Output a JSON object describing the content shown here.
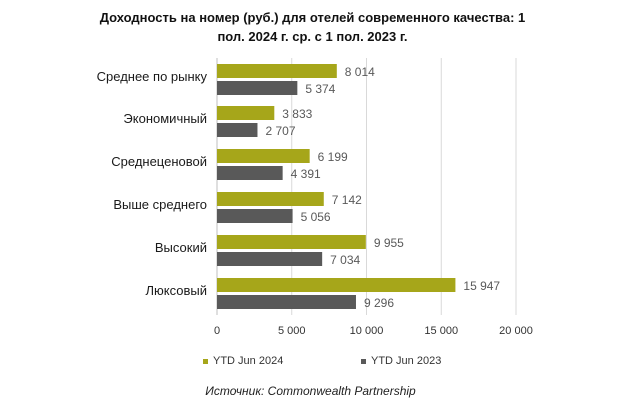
{
  "colors": {
    "series_2024": "#a6a61a",
    "series_2023": "#595959",
    "grid": "#d9d9d9",
    "axis": "#bfbfbf",
    "text": "#1a1a1a",
    "value_text": "#595959"
  },
  "chart_data": {
    "type": "bar",
    "orientation": "horizontal",
    "title_line1": "Доходность на номер (руб.) для отелей современного качества: 1",
    "title_line2": "пол. 2024 г. ср. с 1 пол. 2023 г.",
    "categories": [
      "Среднее по рынку",
      "Экономичный",
      "Среднеценовой",
      "Выше среднего",
      "Высокий",
      "Люксовый"
    ],
    "series": [
      {
        "name": "YTD Jun 2024",
        "values": [
          8014,
          3833,
          6199,
          7142,
          9955,
          15947
        ],
        "labels": [
          "8 014",
          "3 833",
          "6 199",
          "7 142",
          "9 955",
          "15 947"
        ]
      },
      {
        "name": "YTD Jun 2023",
        "values": [
          5374,
          2707,
          4391,
          5056,
          7034,
          9296
        ],
        "labels": [
          "5 374",
          "2 707",
          "4 391",
          "5 056",
          "7 034",
          "9 296"
        ]
      }
    ],
    "xlim": [
      0,
      20000
    ],
    "xticks": [
      0,
      5000,
      10000,
      15000,
      20000
    ],
    "xtick_labels": [
      "0",
      "5 000",
      "10 000",
      "15 000",
      "20 000"
    ],
    "grid": true,
    "legend_position": "bottom",
    "source": "Источник: Commonwealth Partnership"
  }
}
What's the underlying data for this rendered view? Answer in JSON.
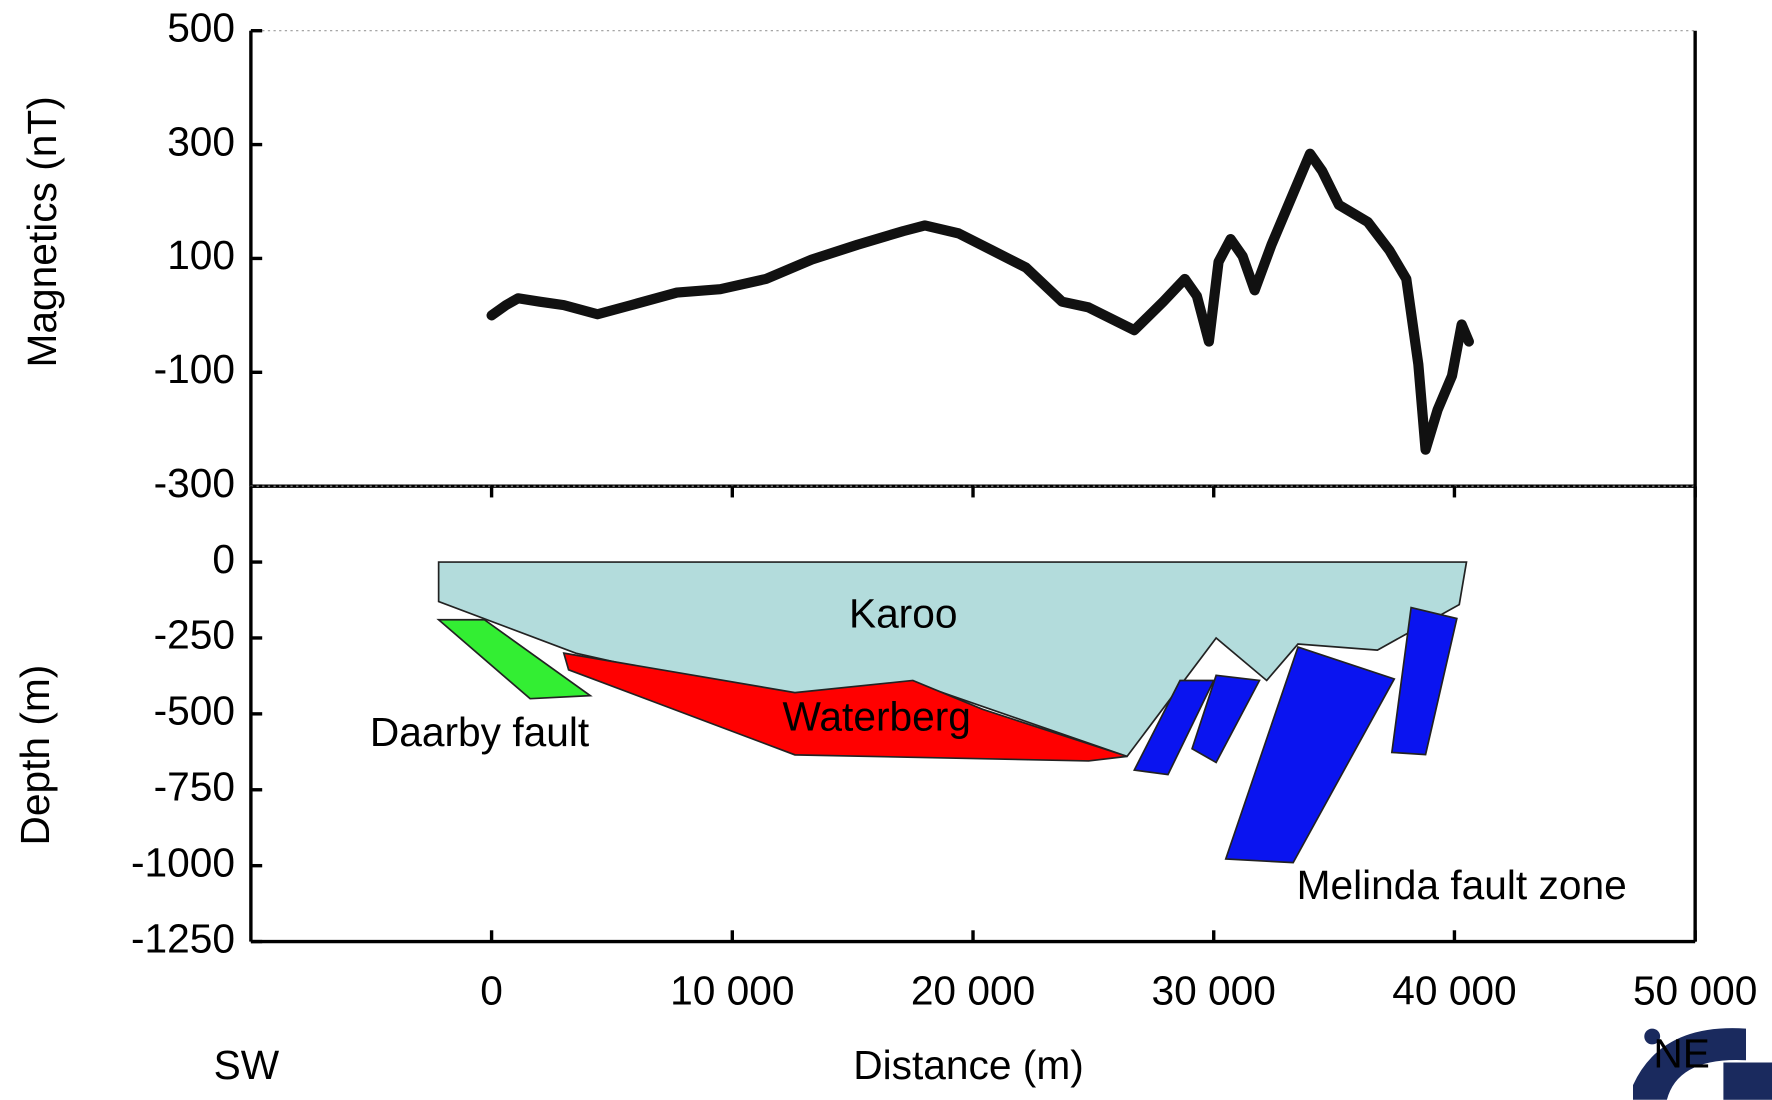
{
  "chart_data": [
    {
      "type": "line",
      "ylabel": "Magnetics (nT)",
      "xlim": [
        -10000,
        50000
      ],
      "ylim": [
        -300,
        500
      ],
      "yticks": [
        500,
        300,
        100,
        -100,
        -300
      ],
      "color": "#111111",
      "x": [
        0,
        600,
        1100,
        2000,
        3000,
        4400,
        5800,
        7700,
        9500,
        11400,
        13300,
        15200,
        17100,
        18000,
        19400,
        20800,
        22200,
        23700,
        24800,
        26700,
        27900,
        28800,
        29300,
        29800,
        30200,
        30700,
        31200,
        31700,
        32400,
        33300,
        34000,
        34500,
        35200,
        36400,
        37300,
        38000,
        38500,
        38800,
        39300,
        39900,
        40300,
        40600
      ],
      "values": [
        0,
        18,
        30,
        24,
        18,
        2,
        18,
        40,
        46,
        64,
        98,
        124,
        148,
        158,
        144,
        114,
        84,
        24,
        14,
        -26,
        24,
        64,
        34,
        -46,
        94,
        134,
        104,
        44,
        124,
        214,
        284,
        254,
        194,
        164,
        114,
        64,
        -86,
        -236,
        -166,
        -106,
        -16,
        -46
      ]
    },
    {
      "type": "polygon",
      "xlabel": "Distance (m)",
      "ylabel": "Depth (m)",
      "xlim": [
        -10000,
        50000
      ],
      "xticks": [
        0,
        {
          "value": 10000,
          "label": "10 000"
        },
        {
          "value": 20000,
          "label": "20 000"
        },
        {
          "value": 30000,
          "label": "30 000"
        },
        {
          "value": 40000,
          "label": "40 000"
        },
        {
          "value": 50000,
          "label": "50 000"
        }
      ],
      "ylim": [
        -1250,
        250
      ],
      "yticks": [
        0,
        -250,
        -500,
        -750,
        -1000,
        -1250
      ],
      "direction_labels": [
        "SW",
        "NE"
      ],
      "polygons": [
        {
          "color": "#b3dcdc",
          "x": [
            -2200,
            40500,
            40200,
            36800,
            33500,
            32200,
            30100,
            26400,
            18000,
            13000,
            3500,
            -2200
          ],
          "values": [
            0,
            0,
            -140,
            -290,
            -270,
            -390,
            -250,
            -640,
            -410,
            -470,
            -300,
            -130
          ]
        },
        {
          "color": "#33ee33",
          "x": [
            -2200,
            -300,
            4100,
            1600
          ],
          "values": [
            -190,
            -190,
            -440,
            -450
          ]
        },
        {
          "color": "#ff0000",
          "x": [
            3000,
            12600,
            17500,
            20400,
            26400,
            24800,
            12600,
            3200
          ],
          "values": [
            -300,
            -430,
            -390,
            -485,
            -640,
            -655,
            -635,
            -355
          ]
        },
        {
          "color": "#0a14f0",
          "x": [
            28600,
            30000,
            28100,
            26700
          ],
          "values": [
            -390,
            -390,
            -700,
            -685
          ]
        },
        {
          "color": "#0a14f0",
          "x": [
            30100,
            31900,
            30100,
            29100
          ],
          "values": [
            -373,
            -390,
            -660,
            -615
          ]
        },
        {
          "color": "#0a14f0",
          "x": [
            33500,
            37500,
            33300,
            30500
          ],
          "values": [
            -280,
            -385,
            -990,
            -978
          ]
        },
        {
          "color": "#0a14f0",
          "x": [
            38200,
            40100,
            38800,
            37400
          ],
          "values": [
            -150,
            -186,
            -634,
            -627
          ]
        }
      ],
      "annotations": [
        {
          "text": "Karoo",
          "x": 17100,
          "y": -180
        },
        {
          "text": "Waterberg",
          "x": 16000,
          "y": -520
        },
        {
          "text": "Daarby fault",
          "x": -500,
          "y": -570
        },
        {
          "text": "Melinda fault zone",
          "x": 40300,
          "y": -1075
        }
      ]
    }
  ]
}
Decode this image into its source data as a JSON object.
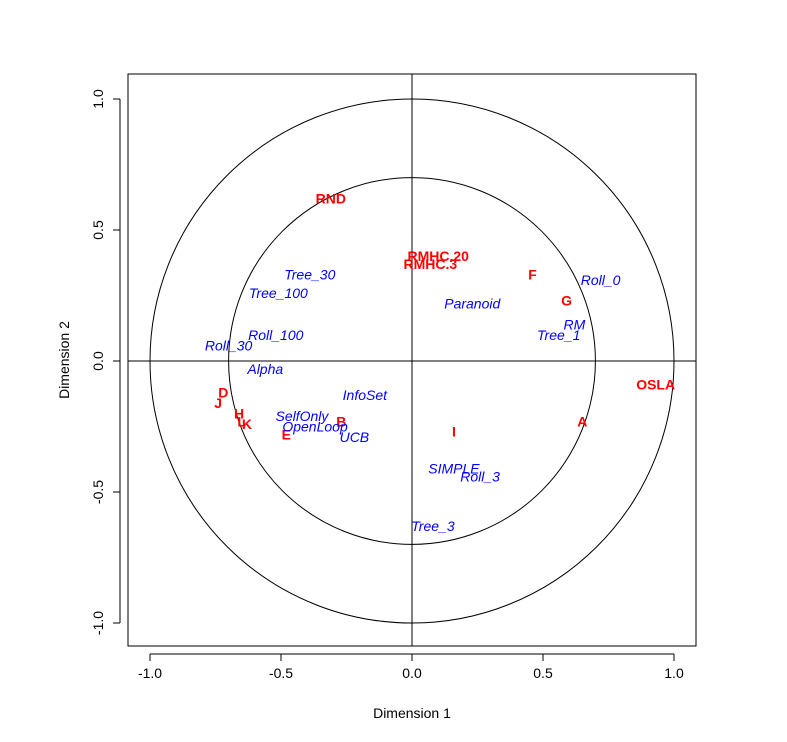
{
  "chart_data": {
    "type": "scatter",
    "title": "",
    "xlabel": "Dimension 1",
    "ylabel": "Dimension 2",
    "xlim": [
      -1.0,
      1.0
    ],
    "ylim": [
      -1.0,
      1.0
    ],
    "x_ticks": [
      -1.0,
      -0.5,
      0.0,
      0.5,
      1.0
    ],
    "y_ticks": [
      -1.0,
      -0.5,
      0.0,
      0.5,
      1.0
    ],
    "x_tick_labels": [
      "-1.0",
      "-0.5",
      "0.0",
      "0.5",
      "1.0"
    ],
    "y_tick_labels": [
      "-1.0",
      "-0.5",
      "0.0",
      "0.5",
      "1.0"
    ],
    "circles": [
      1.0,
      0.7
    ],
    "reference_lines": {
      "horizontal": 0.0,
      "vertical": 0.0
    },
    "grid": false,
    "legend": "none",
    "series": [
      {
        "color": "#ff0000",
        "style": "bold",
        "points": [
          {
            "label": "RND",
            "x": -0.31,
            "y": 0.62
          },
          {
            "label": "RMHC.20",
            "x": 0.1,
            "y": 0.4
          },
          {
            "label": "RMHC.3",
            "x": 0.07,
            "y": 0.37
          },
          {
            "label": "F",
            "x": 0.46,
            "y": 0.33
          },
          {
            "label": "G",
            "x": 0.59,
            "y": 0.23
          },
          {
            "label": "OSLA",
            "x": 0.93,
            "y": -0.09
          },
          {
            "label": "A",
            "x": 0.65,
            "y": -0.23
          },
          {
            "label": "I",
            "x": 0.16,
            "y": -0.27
          },
          {
            "label": "B",
            "x": -0.27,
            "y": -0.23
          },
          {
            "label": "E",
            "x": -0.48,
            "y": -0.28
          },
          {
            "label": "D",
            "x": -0.72,
            "y": -0.12
          },
          {
            "label": "J",
            "x": -0.74,
            "y": -0.16
          },
          {
            "label": "H",
            "x": -0.66,
            "y": -0.2
          },
          {
            "label": "K",
            "x": -0.63,
            "y": -0.24
          },
          {
            "label": "L",
            "x": -0.65,
            "y": -0.23
          }
        ]
      },
      {
        "color": "#0000ff",
        "style": "italic",
        "points": [
          {
            "label": "Tree_30",
            "x": -0.39,
            "y": 0.33
          },
          {
            "label": "Tree_100",
            "x": -0.51,
            "y": 0.26
          },
          {
            "label": "Roll_100",
            "x": -0.52,
            "y": 0.1
          },
          {
            "label": "Roll_30",
            "x": -0.7,
            "y": 0.06
          },
          {
            "label": "Alpha",
            "x": -0.56,
            "y": -0.03
          },
          {
            "label": "InfoSet",
            "x": -0.18,
            "y": -0.13
          },
          {
            "label": "SelfOnly",
            "x": -0.42,
            "y": -0.21
          },
          {
            "label": "OpenLoop",
            "x": -0.37,
            "y": -0.25
          },
          {
            "label": "UCB",
            "x": -0.22,
            "y": -0.29
          },
          {
            "label": "Paranoid",
            "x": 0.23,
            "y": 0.22
          },
          {
            "label": "Roll_0",
            "x": 0.72,
            "y": 0.31
          },
          {
            "label": "RM",
            "x": 0.62,
            "y": 0.14
          },
          {
            "label": "Tree_1",
            "x": 0.56,
            "y": 0.1
          },
          {
            "label": "SIMPLE",
            "x": 0.16,
            "y": -0.41
          },
          {
            "label": "Roll_3",
            "x": 0.26,
            "y": -0.44
          },
          {
            "label": "Tree_3",
            "x": 0.08,
            "y": -0.63
          }
        ]
      }
    ]
  }
}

-=-=-=-=-

• What to produce: Where a line holds "ylabel", copy that line.

• Answer to this problem:
      "ylabel": "Magnetics (nT)",
      "ylabel": "Depth (m)",
    "ylabel": "Dimension 2",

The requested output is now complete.